Source data

####

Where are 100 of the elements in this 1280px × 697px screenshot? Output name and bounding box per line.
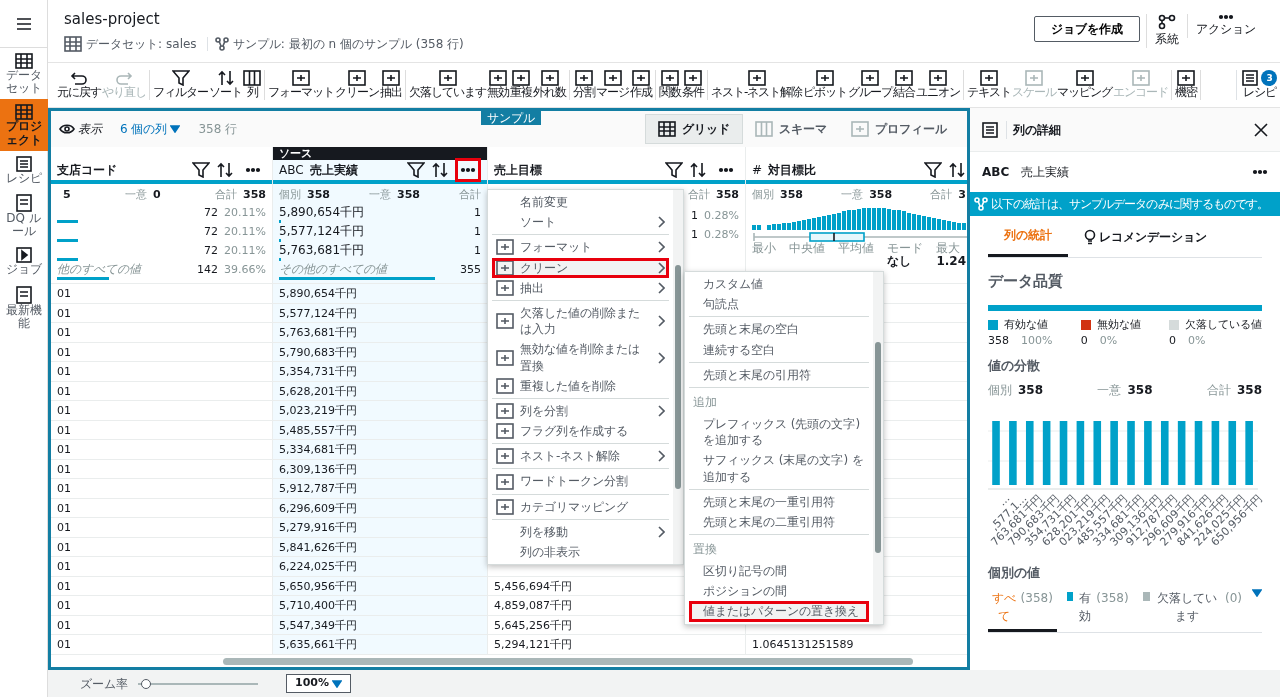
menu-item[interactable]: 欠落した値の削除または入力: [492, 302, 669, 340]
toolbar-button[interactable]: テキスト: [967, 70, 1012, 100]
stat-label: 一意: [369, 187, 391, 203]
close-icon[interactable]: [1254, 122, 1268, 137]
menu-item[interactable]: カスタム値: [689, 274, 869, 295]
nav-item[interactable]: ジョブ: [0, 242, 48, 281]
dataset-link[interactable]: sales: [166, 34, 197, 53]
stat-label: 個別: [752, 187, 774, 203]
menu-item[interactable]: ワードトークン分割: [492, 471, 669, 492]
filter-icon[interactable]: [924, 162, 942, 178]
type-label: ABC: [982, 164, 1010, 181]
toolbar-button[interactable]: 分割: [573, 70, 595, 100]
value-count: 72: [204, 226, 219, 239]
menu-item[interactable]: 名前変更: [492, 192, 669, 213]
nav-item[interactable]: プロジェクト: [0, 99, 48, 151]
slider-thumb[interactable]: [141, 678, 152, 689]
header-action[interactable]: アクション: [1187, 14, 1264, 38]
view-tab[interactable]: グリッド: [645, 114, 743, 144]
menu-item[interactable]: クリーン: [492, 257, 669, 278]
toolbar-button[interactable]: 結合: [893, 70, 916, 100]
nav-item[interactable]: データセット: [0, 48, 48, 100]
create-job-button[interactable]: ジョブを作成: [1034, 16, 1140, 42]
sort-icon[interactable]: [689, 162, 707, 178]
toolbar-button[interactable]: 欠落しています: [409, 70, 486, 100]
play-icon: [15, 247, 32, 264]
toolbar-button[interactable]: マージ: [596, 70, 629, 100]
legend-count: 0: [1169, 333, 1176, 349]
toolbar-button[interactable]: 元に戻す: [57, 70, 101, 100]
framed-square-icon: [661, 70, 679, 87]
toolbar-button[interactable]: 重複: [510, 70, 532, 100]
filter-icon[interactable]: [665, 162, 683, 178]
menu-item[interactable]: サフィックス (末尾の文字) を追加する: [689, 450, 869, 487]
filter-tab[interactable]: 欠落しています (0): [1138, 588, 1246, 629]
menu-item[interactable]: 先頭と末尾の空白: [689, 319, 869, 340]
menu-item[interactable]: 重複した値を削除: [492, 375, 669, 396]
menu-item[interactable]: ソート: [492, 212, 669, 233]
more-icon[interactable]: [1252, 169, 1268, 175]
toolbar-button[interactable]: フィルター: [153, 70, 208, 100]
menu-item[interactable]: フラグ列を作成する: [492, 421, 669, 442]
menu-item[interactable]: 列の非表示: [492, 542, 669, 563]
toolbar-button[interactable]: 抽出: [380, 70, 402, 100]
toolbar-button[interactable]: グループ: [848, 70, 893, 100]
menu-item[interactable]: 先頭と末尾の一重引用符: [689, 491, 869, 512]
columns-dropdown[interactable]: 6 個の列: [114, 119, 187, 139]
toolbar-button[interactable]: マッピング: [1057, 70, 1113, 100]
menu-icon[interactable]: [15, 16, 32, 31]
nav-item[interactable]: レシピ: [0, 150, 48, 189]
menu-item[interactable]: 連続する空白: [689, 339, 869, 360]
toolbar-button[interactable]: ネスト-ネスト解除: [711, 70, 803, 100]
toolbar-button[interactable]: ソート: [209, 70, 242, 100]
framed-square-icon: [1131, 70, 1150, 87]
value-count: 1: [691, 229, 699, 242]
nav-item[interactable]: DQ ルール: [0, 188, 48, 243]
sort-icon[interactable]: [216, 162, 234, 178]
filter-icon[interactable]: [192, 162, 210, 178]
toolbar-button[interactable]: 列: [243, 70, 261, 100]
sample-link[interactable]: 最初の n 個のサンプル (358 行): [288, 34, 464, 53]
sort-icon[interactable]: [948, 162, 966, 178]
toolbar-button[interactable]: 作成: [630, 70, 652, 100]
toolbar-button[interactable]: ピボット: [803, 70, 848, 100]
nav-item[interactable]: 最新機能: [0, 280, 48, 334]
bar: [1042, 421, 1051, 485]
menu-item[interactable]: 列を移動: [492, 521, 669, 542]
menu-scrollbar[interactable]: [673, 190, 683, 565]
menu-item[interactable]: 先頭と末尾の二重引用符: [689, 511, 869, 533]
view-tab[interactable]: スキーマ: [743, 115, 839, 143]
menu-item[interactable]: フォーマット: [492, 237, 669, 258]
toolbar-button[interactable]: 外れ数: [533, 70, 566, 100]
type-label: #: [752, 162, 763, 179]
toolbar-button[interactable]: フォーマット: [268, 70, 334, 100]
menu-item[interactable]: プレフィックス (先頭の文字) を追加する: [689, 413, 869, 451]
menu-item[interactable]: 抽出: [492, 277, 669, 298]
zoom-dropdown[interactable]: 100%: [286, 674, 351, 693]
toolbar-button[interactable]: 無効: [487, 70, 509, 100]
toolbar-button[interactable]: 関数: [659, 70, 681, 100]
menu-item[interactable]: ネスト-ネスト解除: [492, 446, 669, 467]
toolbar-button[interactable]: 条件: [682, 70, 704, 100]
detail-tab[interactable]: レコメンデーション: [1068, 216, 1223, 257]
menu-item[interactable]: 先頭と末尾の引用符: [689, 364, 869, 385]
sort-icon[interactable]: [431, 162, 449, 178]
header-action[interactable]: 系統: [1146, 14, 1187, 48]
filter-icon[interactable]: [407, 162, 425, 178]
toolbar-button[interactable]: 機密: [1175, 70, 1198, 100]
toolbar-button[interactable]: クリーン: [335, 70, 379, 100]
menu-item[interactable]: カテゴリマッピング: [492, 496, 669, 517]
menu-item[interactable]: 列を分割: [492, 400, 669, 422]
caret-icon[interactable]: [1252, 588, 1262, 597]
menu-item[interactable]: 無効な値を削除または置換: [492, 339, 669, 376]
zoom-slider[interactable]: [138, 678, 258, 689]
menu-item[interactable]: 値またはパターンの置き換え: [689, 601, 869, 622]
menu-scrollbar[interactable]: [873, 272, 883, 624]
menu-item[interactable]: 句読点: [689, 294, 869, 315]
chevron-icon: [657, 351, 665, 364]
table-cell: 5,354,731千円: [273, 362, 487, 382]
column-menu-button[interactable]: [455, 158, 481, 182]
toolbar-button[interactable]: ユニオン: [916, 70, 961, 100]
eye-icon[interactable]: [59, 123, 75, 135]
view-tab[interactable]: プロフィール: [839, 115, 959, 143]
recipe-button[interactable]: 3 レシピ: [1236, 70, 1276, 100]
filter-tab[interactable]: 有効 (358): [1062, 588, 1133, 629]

####

**Goal of the exercise**
Turn every line of the material above into a JSON list of strings, one string per line, leaving out blank lines. Leave the pictures out.

**Exercise solution**
[
  "Where are 100 of the elements in this 1280px × 697px screenshot? Output name and bounding box per line.",
  "menu-item[interactable]: 欠落した値の削除または入力: [492, 302, 669, 340]",
  "toolbar-button[interactable]: テキスト: [967, 70, 1012, 100]",
  "stat-label: 一意: [369, 187, 391, 203]",
  "close-icon[interactable]: [1254, 122, 1268, 137]",
  "menu-item[interactable]: カスタム値: [689, 274, 869, 295]",
  "nav-item[interactable]: ジョブ: [0, 242, 48, 281]",
  "dataset-link[interactable]: sales: [166, 34, 197, 53]",
  "stat-label: 個別: [752, 187, 774, 203]",
  "menu-item[interactable]: ワードトークン分割: [492, 471, 669, 492]",
  "filter-icon[interactable]: [924, 162, 942, 178]",
  "type-label: ABC: [982, 164, 1010, 181]",
  "toolbar-button[interactable]: 分割: [573, 70, 595, 100]",
  "value-count: 72: [204, 226, 219, 239]",
  "menu-item[interactable]: 名前変更: [492, 192, 669, 213]",
  "nav-item[interactable]: プロジェクト: [0, 99, 48, 151]",
  "slider-thumb[interactable]: [141, 678, 152, 689]",
  "header-action[interactable]: アクション: [1187, 14, 1264, 38]",
  "view-tab[interactable]: グリッド: [645, 114, 743, 144]",
  "menu-item[interactable]: クリーン: [492, 257, 669, 278]",
  "toolbar-button[interactable]: 結合: [893, 70, 916, 100]",
  "nav-item[interactable]: データセット: [0, 48, 48, 100]",
  "create-job-button[interactable]: ジョブを作成: [1034, 16, 1140, 42]",
  "sort-icon[interactable]: [689, 162, 707, 178]",
  "toolbar-button[interactable]: 欠落しています: [409, 70, 486, 100]",
  "play-icon: [15, 247, 32, 264]",
  "toolbar-button[interactable]: マージ: [596, 70, 629, 100]",
  "legend-count: 0: [1169, 333, 1176, 349]",
  "toolbar-button[interactable]: 元に戻す: [57, 70, 101, 100]",
  "framed-square-icon: [661, 70, 679, 87]",
  "toolbar-button[interactable]: 重複: [510, 70, 532, 100]",
  "filter-icon[interactable]: [665, 162, 683, 178]",
  "menu-item[interactable]: サフィックス (末尾の文字) を追加する: [689, 450, 869, 487]",
  "filter-tab[interactable]: 欠落しています (0): [1138, 588, 1246, 629]",
  "menu-item[interactable]: 先頭と末尾の空白: [689, 319, 869, 340]",
  "menu-item[interactable]: 重複した値を削除: [492, 375, 669, 396]",
  "menu-item[interactable]: ソート: [492, 212, 669, 233]",
  "more-icon[interactable]: [1252, 169, 1268, 175]",
  "toolbar-button[interactable]: フィルター: [153, 70, 208, 100]",
  "menu-item[interactable]: フラグ列を作成する: [492, 421, 669, 442]",
  "menu-item[interactable]: 列の非表示: [492, 542, 669, 563]",
  "toolbar-button[interactable]: 抽出: [380, 70, 402, 100]",
  "toolbar-button[interactable]: グループ: [848, 70, 893, 100]",
  "menu-item[interactable]: 先頭と末尾の一重引用符: [689, 491, 869, 512]",
  "columns-dropdown[interactable]: 6 個の列: [114, 119, 187, 139]",
  "toolbar-button[interactable]: マッピング: [1057, 70, 1113, 100]",
  "menu-icon[interactable]: [15, 16, 32, 31]",
  "nav-item[interactable]: レシピ: [0, 150, 48, 189]",
  "menu-item[interactable]: 連続する空白: [689, 339, 869, 360]",
  "toolbar-button[interactable]: ネスト-ネスト解除: [711, 70, 803, 100]",
  "toolbar-button[interactable]: ソート: [209, 70, 242, 100]",
  "framed-square-icon: [1131, 70, 1150, 87]",
  "value-count: 1: [691, 229, 699, 242]",
  "nav-item[interactable]: DQ ルール: [0, 188, 48, 243]",
  "sort-icon[interactable]: [216, 162, 234, 178]",
  "filter-icon[interactable]: [192, 162, 210, 178]",
  "toolbar-button[interactable]: 列: [243, 70, 261, 100]",
  "sample-link[interactable]: 最初の n 個のサンプル (358 行): [288, 34, 464, 53]",
  "sort-icon[interactable]: [948, 162, 966, 178]",
  "toolbar-button[interactable]: 作成: [630, 70, 652, 100]",
  "toolbar-button[interactable]: ピボット: [803, 70, 848, 100]",
  "nav-item[interactable]: 最新機能: [0, 280, 48, 334]",
  "bar: [1042, 421, 1051, 485]",
  "menu-item[interactable]: 列を移動: [492, 521, 669, 542]",
  "menu-scrollbar[interactable]: [673, 190, 683, 565]",
  "menu-item[interactable]: 先頭と末尾の二重引用符: [689, 511, 869, 533]",
  "view-tab[interactable]: スキーマ: [743, 115, 839, 143]",
  "menu-item[interactable]: フォーマット: [492, 237, 669, 258]",
  "toolbar-button[interactable]: 外れ数: [533, 70, 566, 100]",
  "type-label: #: [752, 162, 763, 179]",
  "toolbar-button[interactable]: フォーマット: [268, 70, 334, 100]",
  "menu-item[interactable]: プレフィックス (先頭の文字) を追加する: [689, 413, 869, 451]",
  "menu-item[interactable]: 抽出: [492, 277, 669, 298]",
  "zoom-dropdown[interactable]: 100%: [286, 674, 351, 693]",
  "toolbar-button[interactable]: 無効: [487, 70, 509, 100]",
  "toolbar-button[interactable]: 関数: [659, 70, 681, 100]",
  "menu-item[interactable]: ネスト-ネスト解除: [492, 446, 669, 467]",
  "toolbar-button[interactable]: 条件: [682, 70, 704, 100]",
  "detail-tab[interactable]: レコメンデーション: [1068, 216, 1223, 257]",
  "menu-item[interactable]: 先頭と末尾の引用符: [689, 364, 869, 385]",
  "sort-icon[interactable]: [431, 162, 449, 178]",
  "header-action[interactable]: 系統: [1146, 14, 1187, 48]",
  "filter-icon[interactable]: [407, 162, 425, 178]",
  "toolbar-button[interactable]: 機密: [1175, 70, 1198, 100]",
  "toolbar-button[interactable]: クリーン: [335, 70, 379, 100]",
  "menu-item[interactable]: カテゴリマッピング: [492, 496, 669, 517]",
  "menu-item[interactable]: 列を分割: [492, 400, 669, 422]",
  "caret-icon[interactable]: [1252, 588, 1262, 597]",
  "menu-item[interactable]: 無効な値を削除または置換: [492, 339, 669, 376]",
  "zoom-slider[interactable]: [138, 678, 258, 689]",
  "menu-item[interactable]: 値またはパターンの置き換え: [689, 601, 869, 622]",
  "menu-scrollbar[interactable]: [873, 272, 883, 624]",
  "menu-item[interactable]: 句読点: [689, 294, 869, 315]",
  "chevron-icon: [657, 351, 665, 364]",
  "table-cell: 5,354,731千円: [273, 362, 487, 382]",
  "column-menu-button[interactable]: [455, 158, 481, 182]",
  "toolbar-button[interactable]: ユニオン: [916, 70, 961, 100]",
  "eye-icon[interactable]: [59, 123, 75, 135]",
  "view-tab[interactable]: プロフィール: [839, 115, 959, 143]",
  "recipe-button[interactable]: 3 レシピ: [1236, 70, 1276, 100]",
  "filter-tab[interactable]: 有効 (358): [1062, 588, 1133, 629]"
]